**Given text**
Good luck with this, BrightKite. I’d really like to be able to use your service, but it required too much willpower not to hurl my phone in the bay. Sorry.


3 Comments

Posted by
Martin May
Apr 30, 2008 - 10:04

Apollo,

Thanks for your feedback. You are making some valid points, and I’d like to address them here:

– We don’t allow free-form checkins like Dodgeball and Plazes because we don’t draw from a database of places. @ checkins are actually geocoded, which means that our service should work for any address that works in Google Maps.

– Dodgeball lets you check in at businesses that they have in their database. If it’s not in the DB, you’re out of luck, not to speak of other countries.

– Plazes checks their database for a match, and if they don’t find one, you have to manually create the place, entering all of the info yourself. We think that’s a pretty bad user experience. On top of that, many places have more than one standardized name.

– We have 2 types of checkins: address (using @), and business (using ?). When you do a ? search, we base that search on your last check-in. That means if you were checked in at 555 West St, San Francisco, and you do ?Starbucks, we will list the closest matches for Starbucks around that location. This has worked extremely well so far. We are about to introduce a ?Starbucks @666 East St, San Francisco, or ?Starbucks in Chicago feature, too.

– The “are you sure” confirmation only appears when you are attempting to check in somewhere that’s more than 30 miles away from your last check-in. This is to prevent errors, and was a much requested feature.

– The whole point of Brightkite is to meet people around places, ad-hoc, in real time. That means that we actually have to be able to pinpoint you on a map based on your check-in. Plazes doesn’t need to, as its primary function is to “log” your places. Different use cases.

All that being said, there are of course a lot of ways to improve our service, and we’re working on it (we’ve been in private beta for 2 weeks). We appreciate any feedback you might have.

Thanks,
Martin
brightkite.com


Posted by
Apollo
Apr 30, 2008 - 11:04

Hi, Martin:

Thanks for your response.

I misunderstood how the question mark thing works. I thought it was a separate syntax for checking in at a business. I didn’t know about the distance confirmation, although I did encounter it when I attempted to check in from Sunnyvale the day before yesterday. Is there a way to turn off the confirmation? Can I SMS “location change no-confirm” or something? In the San Francisco Bay Area, 30 miles isn’t very far (unless, like, most of my friends, you live in San Francisco — in which case, a mile is far). But, it would be impossible to check metro areas and which places would be included in any particular area (even here in the Bay Area, there’d be disagreement about how far out the area goes).

**Task list**
**A.** In the comment thread, how far from the last check-in must a location be for the "are you sure" confirmation to appear?
**B.** Update the stretch of the comment thread from "Thanks for your response." through "the area goes).", replacing "Sunnyvale" with "Palo Alto".
The listing after this point is separate material and has no connection to the comment thread.

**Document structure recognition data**
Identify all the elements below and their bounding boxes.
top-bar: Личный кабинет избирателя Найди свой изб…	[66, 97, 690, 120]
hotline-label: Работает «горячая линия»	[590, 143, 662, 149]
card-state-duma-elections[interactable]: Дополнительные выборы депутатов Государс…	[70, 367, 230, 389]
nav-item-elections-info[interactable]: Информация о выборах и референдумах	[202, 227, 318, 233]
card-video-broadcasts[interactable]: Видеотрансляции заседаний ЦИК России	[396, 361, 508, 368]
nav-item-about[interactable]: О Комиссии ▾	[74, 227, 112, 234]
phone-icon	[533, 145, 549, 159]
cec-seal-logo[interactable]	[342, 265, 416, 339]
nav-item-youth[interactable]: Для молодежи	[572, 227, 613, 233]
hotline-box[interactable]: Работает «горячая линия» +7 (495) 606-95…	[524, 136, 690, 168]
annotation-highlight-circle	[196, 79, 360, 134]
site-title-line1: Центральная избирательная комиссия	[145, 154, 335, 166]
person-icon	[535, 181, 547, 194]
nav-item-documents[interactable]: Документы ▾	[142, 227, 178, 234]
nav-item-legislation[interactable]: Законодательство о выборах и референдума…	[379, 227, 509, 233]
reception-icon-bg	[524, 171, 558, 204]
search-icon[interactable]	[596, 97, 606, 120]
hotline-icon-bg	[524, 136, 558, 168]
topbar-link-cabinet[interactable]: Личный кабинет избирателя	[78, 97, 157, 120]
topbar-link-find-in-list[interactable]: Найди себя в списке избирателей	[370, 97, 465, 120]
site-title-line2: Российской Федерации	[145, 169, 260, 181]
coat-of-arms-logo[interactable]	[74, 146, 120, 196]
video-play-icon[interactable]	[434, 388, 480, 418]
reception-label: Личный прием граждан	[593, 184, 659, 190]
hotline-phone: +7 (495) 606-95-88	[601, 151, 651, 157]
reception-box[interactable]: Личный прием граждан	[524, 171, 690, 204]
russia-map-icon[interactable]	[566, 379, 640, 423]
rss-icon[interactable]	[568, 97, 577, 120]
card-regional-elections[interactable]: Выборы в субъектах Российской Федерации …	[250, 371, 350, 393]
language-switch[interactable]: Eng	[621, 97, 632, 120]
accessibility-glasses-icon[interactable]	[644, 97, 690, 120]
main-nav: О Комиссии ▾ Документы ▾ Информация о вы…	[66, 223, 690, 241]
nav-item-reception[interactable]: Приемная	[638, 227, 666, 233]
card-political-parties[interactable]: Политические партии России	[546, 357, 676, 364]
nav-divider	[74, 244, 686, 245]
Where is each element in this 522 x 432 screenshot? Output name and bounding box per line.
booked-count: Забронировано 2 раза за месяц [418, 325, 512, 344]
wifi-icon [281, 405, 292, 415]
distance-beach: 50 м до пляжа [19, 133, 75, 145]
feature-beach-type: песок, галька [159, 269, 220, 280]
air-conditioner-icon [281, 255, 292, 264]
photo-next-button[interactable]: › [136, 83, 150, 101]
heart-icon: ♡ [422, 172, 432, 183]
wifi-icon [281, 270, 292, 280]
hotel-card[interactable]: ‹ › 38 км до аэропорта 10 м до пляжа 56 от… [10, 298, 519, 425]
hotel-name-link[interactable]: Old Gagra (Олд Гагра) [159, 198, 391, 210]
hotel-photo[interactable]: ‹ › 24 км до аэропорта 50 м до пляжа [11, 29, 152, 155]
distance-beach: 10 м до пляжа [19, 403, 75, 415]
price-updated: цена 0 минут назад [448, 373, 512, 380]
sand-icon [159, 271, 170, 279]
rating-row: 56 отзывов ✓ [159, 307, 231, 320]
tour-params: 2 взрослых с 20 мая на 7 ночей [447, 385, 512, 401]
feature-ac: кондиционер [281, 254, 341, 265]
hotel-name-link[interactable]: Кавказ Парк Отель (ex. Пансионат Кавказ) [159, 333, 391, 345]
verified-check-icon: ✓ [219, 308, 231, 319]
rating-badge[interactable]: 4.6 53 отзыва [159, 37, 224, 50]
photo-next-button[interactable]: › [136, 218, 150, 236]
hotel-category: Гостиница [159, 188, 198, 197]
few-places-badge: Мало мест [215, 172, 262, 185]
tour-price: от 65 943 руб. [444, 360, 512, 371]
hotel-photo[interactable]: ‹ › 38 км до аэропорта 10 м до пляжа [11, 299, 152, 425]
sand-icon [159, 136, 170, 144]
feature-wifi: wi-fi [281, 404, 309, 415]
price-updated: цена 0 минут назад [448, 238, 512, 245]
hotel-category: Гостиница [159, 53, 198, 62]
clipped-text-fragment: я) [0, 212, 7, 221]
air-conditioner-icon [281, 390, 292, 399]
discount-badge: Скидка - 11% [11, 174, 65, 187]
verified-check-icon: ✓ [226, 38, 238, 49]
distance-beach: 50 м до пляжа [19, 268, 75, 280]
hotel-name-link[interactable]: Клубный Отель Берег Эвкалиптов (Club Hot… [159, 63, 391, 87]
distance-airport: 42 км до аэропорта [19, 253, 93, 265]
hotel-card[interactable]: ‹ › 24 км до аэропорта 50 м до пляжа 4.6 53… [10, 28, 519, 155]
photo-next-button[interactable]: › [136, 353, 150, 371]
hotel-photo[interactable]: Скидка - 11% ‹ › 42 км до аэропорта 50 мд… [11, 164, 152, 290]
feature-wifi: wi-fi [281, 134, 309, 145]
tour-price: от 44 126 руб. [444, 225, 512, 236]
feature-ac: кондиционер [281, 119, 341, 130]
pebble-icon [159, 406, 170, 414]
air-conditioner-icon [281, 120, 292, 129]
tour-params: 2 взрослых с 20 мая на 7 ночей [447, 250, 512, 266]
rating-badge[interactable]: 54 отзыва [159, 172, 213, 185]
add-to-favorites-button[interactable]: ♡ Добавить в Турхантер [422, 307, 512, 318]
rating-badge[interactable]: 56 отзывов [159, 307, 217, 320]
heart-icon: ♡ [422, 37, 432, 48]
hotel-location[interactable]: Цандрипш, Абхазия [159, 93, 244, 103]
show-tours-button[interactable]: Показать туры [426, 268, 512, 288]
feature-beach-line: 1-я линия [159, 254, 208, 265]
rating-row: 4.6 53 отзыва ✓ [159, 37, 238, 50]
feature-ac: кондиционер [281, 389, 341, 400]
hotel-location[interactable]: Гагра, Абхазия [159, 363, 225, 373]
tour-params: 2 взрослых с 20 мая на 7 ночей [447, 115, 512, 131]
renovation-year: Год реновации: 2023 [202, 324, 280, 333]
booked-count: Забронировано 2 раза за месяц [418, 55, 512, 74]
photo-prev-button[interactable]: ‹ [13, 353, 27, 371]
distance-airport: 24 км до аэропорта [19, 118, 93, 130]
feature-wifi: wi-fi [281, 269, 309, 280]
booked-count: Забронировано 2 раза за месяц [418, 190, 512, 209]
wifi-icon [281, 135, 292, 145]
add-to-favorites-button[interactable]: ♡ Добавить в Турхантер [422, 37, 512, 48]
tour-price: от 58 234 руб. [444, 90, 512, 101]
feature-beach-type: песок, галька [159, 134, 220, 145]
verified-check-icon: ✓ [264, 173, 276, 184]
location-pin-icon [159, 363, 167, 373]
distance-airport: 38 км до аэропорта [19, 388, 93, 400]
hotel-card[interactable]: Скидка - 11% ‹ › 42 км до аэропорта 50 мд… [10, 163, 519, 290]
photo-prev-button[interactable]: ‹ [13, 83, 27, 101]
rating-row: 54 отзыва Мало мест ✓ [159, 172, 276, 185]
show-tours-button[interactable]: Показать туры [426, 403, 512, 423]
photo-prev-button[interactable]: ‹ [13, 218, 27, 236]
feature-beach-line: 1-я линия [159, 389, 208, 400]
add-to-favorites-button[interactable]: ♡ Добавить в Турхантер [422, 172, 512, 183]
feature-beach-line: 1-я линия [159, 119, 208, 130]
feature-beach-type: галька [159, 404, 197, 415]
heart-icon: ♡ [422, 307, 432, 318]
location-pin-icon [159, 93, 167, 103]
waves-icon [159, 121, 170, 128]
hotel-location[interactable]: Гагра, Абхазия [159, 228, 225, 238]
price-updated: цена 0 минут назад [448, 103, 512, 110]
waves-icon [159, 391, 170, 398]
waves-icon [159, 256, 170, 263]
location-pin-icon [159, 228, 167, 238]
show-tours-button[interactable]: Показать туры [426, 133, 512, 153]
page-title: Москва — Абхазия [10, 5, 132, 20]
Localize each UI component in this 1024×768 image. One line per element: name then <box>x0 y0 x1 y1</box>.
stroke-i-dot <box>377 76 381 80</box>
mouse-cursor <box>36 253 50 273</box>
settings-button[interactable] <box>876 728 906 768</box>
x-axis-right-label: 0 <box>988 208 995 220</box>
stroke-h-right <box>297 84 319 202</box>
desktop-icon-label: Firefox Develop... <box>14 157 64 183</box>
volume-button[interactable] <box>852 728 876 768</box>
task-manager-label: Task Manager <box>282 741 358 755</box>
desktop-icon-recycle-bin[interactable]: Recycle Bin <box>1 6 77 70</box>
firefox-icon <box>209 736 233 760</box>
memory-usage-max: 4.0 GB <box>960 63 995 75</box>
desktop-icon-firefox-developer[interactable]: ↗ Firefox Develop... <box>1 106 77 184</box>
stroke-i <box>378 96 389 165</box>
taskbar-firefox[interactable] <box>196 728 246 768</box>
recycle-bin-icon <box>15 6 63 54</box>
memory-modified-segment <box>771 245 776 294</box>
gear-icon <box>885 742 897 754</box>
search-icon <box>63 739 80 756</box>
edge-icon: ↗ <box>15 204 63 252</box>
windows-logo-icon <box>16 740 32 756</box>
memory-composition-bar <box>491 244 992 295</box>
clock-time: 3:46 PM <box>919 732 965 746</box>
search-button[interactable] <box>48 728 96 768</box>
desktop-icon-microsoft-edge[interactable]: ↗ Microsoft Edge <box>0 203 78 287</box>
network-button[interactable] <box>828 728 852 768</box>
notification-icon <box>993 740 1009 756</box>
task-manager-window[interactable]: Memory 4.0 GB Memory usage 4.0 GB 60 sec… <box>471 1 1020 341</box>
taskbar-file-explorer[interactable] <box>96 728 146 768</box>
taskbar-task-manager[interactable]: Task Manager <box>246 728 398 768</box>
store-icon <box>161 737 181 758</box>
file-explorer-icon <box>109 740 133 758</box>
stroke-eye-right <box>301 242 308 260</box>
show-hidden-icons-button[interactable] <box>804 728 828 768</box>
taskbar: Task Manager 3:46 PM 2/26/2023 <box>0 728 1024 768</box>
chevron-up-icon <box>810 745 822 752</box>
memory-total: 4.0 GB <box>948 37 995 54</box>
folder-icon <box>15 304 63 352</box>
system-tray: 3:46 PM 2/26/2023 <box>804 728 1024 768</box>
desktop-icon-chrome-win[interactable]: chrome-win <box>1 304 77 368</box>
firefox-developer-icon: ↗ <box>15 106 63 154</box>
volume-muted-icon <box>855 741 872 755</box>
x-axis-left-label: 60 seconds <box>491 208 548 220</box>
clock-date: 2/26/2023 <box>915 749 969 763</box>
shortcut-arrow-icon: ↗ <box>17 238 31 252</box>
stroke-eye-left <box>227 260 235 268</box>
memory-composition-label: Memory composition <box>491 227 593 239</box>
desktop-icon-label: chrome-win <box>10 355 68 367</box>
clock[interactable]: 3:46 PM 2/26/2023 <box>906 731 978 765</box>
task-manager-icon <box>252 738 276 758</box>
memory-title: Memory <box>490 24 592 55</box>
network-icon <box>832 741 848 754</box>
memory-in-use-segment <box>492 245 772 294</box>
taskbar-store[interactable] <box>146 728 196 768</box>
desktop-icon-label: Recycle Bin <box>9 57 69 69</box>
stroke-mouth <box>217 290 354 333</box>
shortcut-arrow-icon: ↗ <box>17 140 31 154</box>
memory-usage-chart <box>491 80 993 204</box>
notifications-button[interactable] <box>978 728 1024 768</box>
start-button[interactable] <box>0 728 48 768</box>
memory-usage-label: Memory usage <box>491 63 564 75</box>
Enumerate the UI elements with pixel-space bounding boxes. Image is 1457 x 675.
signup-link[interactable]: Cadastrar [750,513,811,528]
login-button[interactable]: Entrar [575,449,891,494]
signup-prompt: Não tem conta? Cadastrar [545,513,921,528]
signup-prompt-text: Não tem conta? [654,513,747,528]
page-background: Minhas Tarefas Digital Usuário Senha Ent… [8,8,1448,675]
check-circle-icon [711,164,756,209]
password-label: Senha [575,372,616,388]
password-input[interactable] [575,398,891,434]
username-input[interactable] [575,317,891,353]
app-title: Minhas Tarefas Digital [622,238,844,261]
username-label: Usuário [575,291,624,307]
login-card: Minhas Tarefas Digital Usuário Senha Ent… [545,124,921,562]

**Answers for the tasks**
**A.** More than 30 miles.

**B.**
Thanks for your response.

I misunderstood how the question mark thing works. I thought it was a separate syntax for checking in at a business. I didn’t know about the distance confirmation, although I did encounter it when I attempted to check in from Palo Alto the day before yesterday. Is there a way to turn off the confirmation? Can I SMS “location change no-confirm” or something? In the San Francisco Bay Area, 30 miles isn’t very far (unless, like, most of my friends, you live in San Francisco — in which case, a mile is far). But, it would be impossible to check metro areas and which places would be included in any particular area (even here in the Bay Area, there’d be disagreement about how far out the area goes).